Work to complete = Review the material and extract every line in which the word "predeterminada" occurs.

+ + +

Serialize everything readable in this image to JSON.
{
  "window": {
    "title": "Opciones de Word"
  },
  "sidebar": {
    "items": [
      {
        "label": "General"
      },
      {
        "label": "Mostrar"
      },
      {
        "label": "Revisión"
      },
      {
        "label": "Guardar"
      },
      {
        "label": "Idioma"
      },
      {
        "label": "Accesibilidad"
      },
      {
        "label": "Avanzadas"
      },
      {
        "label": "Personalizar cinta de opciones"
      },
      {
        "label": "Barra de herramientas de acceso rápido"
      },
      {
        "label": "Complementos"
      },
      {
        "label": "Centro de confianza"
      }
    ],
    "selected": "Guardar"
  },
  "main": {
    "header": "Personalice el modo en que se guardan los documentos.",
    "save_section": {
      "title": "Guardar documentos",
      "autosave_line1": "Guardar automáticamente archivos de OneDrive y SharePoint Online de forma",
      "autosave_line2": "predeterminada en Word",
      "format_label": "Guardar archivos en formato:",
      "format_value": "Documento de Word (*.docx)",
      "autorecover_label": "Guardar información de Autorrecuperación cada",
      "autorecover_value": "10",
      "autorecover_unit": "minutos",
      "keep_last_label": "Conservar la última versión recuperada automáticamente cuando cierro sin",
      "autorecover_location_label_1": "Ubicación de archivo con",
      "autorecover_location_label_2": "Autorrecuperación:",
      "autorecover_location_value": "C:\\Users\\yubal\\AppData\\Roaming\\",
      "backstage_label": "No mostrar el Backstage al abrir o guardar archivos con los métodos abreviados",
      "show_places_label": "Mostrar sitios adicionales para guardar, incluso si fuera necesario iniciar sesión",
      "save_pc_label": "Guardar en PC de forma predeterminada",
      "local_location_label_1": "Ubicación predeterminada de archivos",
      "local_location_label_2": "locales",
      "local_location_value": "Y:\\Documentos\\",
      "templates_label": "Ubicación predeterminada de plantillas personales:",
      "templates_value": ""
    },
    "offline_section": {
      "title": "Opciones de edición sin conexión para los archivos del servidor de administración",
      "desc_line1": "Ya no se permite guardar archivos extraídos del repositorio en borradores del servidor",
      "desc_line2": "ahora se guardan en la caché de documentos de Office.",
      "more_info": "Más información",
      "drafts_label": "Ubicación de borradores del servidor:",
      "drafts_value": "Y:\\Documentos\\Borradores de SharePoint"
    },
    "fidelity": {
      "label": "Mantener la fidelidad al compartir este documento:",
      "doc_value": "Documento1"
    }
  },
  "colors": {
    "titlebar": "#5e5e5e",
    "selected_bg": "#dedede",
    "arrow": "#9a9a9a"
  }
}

+ + +

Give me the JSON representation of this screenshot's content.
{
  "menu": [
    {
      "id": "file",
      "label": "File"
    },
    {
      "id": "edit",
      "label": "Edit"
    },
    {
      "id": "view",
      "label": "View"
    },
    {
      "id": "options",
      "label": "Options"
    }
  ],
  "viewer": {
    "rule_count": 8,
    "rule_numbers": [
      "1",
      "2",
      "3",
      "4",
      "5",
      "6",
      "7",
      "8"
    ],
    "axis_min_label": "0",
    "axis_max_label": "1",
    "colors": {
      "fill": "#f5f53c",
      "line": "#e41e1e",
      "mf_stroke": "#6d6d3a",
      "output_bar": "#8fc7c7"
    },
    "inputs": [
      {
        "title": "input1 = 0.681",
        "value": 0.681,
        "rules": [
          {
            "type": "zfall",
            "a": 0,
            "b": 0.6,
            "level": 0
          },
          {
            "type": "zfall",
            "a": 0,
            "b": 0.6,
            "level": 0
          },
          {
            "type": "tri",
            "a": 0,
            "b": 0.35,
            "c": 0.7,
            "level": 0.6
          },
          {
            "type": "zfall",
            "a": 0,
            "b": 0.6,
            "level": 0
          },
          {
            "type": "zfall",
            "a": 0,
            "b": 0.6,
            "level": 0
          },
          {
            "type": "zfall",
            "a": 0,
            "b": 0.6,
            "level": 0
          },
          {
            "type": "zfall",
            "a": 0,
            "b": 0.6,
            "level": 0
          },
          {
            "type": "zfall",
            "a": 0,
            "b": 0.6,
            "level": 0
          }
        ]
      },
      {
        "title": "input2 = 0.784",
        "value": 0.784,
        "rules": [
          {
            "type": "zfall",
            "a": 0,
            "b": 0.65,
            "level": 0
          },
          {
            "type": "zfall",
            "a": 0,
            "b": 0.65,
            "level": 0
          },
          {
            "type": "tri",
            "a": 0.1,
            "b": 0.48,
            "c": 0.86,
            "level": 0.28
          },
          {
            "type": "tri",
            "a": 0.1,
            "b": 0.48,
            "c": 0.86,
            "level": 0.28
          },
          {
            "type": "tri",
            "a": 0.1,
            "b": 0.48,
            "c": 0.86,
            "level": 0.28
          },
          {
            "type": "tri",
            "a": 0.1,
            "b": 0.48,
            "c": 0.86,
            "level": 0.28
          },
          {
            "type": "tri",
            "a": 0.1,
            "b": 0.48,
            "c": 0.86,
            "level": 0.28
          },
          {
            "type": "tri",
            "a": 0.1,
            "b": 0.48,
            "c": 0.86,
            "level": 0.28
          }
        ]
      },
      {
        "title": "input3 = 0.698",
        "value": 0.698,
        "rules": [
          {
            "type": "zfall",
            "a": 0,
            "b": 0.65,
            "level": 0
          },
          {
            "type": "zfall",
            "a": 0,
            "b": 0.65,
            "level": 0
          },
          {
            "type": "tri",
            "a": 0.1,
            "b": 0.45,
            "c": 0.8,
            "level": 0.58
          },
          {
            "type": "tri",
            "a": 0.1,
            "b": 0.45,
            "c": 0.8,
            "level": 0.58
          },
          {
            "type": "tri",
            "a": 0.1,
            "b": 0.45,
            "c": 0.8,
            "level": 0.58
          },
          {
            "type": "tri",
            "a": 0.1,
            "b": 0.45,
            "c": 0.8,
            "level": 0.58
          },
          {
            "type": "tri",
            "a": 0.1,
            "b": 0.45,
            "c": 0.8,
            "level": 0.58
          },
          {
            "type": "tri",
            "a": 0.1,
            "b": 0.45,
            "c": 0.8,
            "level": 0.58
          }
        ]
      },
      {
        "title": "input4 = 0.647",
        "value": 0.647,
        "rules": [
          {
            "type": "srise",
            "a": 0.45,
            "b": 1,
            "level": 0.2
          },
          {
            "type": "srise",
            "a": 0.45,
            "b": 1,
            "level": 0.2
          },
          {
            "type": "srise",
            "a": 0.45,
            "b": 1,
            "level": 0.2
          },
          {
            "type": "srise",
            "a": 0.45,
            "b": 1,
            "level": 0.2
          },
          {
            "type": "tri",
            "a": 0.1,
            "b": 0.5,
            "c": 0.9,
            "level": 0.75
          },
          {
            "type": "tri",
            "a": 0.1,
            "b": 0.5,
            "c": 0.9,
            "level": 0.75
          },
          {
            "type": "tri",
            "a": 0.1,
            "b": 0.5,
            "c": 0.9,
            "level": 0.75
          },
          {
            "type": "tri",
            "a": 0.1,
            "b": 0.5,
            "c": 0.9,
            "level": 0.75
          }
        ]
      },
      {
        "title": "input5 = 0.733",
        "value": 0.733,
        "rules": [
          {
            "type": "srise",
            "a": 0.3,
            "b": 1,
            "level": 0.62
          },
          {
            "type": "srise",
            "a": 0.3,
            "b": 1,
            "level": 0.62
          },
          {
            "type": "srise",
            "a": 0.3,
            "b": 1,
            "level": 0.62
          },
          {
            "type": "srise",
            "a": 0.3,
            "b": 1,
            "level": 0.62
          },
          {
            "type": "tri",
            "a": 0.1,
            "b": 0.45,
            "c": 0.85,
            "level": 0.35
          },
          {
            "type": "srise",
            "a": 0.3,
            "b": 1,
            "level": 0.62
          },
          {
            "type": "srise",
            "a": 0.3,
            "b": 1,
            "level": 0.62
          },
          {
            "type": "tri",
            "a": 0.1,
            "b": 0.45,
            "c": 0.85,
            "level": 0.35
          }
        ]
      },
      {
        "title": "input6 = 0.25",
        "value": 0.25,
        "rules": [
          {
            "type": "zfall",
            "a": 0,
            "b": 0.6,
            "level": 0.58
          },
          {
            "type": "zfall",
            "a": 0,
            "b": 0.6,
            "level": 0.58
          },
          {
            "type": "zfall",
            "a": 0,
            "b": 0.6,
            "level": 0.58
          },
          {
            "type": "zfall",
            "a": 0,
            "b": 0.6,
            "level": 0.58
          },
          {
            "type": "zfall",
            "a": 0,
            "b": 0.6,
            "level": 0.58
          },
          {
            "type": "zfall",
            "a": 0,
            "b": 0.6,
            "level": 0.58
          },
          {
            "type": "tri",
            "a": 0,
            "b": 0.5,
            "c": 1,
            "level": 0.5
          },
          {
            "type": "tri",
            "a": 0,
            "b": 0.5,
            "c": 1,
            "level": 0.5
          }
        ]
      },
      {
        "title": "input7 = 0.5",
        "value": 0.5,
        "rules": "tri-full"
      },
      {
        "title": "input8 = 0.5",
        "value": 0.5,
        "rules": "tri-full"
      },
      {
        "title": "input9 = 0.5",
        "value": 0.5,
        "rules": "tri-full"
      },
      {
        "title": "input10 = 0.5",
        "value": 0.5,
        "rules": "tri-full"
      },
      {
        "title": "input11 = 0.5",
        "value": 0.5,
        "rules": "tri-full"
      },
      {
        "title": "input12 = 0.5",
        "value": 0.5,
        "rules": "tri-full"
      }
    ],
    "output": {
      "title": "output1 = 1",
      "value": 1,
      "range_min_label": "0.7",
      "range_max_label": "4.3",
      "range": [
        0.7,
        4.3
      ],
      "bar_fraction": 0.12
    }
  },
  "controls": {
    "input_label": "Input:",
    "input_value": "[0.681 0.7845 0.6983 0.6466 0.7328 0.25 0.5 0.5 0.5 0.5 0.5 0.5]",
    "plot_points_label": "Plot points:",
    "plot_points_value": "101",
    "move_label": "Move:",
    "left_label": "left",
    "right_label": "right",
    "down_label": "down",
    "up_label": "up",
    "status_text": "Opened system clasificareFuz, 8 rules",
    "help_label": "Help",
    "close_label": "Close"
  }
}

+ + +

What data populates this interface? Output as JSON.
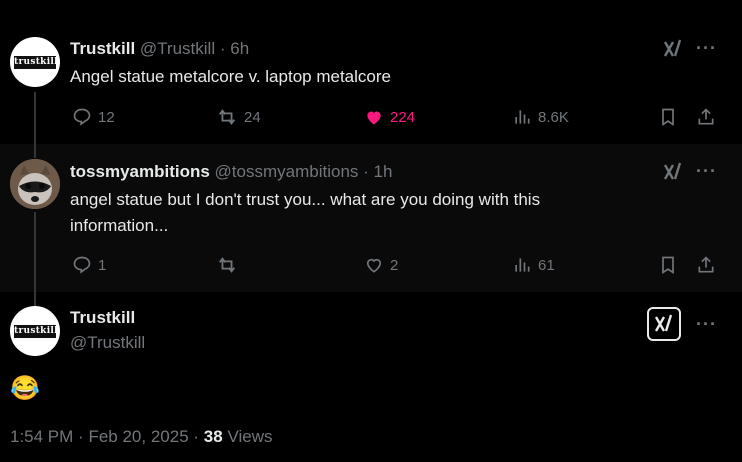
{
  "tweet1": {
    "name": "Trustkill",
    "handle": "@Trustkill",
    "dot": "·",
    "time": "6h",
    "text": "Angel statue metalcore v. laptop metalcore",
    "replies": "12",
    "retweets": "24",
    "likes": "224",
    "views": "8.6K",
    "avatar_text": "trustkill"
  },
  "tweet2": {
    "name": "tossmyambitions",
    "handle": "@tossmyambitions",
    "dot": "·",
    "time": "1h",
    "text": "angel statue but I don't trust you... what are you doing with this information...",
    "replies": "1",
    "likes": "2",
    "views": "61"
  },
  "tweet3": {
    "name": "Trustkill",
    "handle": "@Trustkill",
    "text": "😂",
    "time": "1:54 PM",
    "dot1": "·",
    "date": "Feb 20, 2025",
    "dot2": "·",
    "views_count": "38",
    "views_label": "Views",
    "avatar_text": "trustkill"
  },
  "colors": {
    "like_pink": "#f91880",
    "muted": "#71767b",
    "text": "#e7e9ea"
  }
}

+ + +

Exercise output =
      "autosave_line2": "predeterminada en Word",
      "save_pc_label": "Guardar en PC de forma predeterminada",
      "local_location_label_1": "Ubicación predeterminada de archivos",
      "templates_label": "Ubicación predeterminada de plantillas personales:",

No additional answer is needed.